# THE TASK:
Restate each of the lines given below, word for word.

# MATERIAL FOR THE TASK:

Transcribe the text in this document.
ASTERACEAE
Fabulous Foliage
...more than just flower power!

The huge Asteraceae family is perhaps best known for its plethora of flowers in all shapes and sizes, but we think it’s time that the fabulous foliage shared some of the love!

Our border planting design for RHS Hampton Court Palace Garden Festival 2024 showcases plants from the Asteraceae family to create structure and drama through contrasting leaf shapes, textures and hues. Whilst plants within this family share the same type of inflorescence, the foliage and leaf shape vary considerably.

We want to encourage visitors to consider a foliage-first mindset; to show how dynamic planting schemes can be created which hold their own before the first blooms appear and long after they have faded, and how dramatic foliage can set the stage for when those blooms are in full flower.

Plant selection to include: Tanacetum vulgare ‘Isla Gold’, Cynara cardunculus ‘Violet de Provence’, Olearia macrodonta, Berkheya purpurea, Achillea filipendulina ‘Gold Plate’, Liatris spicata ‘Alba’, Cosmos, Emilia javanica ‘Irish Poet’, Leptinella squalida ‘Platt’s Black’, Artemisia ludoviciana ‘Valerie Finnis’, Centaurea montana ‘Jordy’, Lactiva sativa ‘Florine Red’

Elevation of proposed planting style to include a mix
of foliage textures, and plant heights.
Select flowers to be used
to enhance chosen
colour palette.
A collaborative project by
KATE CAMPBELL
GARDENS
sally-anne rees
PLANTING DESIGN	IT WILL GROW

# SOLVED EXERCISE:
Transcribe the text in this document.
ASTERACEAE
Fabulous Foliage
...more than just flower power!

The huge Asteraceae family is perhaps best known for its plethora of flowers in all shapes and sizes, but we think it’s time that the fabulous foliage shared some of the love!

Our border planting design for RHS Hampton Court Palace Garden Festival 2024 showcases plants from the Asteraceae family to create structure and drama through contrasting leaf shapes, textures and hues. Whilst plants within this family share the same type of inflorescence, the foliage and leaf shape vary considerably.

We want to encourage visitors to consider a foliage-first mindset; to show how dynamic planting schemes can be created which hold their own before the first blooms appear and long after they have faded, and how dramatic foliage can set the stage for when those blooms are in full flower.

Plant selection to include: Tanacetum vulgare ‘Isla Gold’, Cynara cardunculus ‘Violet de Provence’, Olearia macrodonta, Berkheya purpurea, Achillea filipendulina ‘Gold Plate’, Liatris spicata ‘Alba’, Cosmos, Emilia javanica ‘Irish Poet’, Leptinella squalida ‘Platt’s Black’, Artemisia ludoviciana ‘Valerie Finnis’, Centaurea montana ‘Jordy’, Lactiva sativa ‘Florine Red’

Elevation of proposed planting style to include a mix
of foliage textures, and plant heights.
Select flowers to be used
to enhance chosen
colour palette.
A collaborative project by
KATE CAMPBELL
GARDENS
sally-anne rees
PLANTING DESIGN	IT WILL GROW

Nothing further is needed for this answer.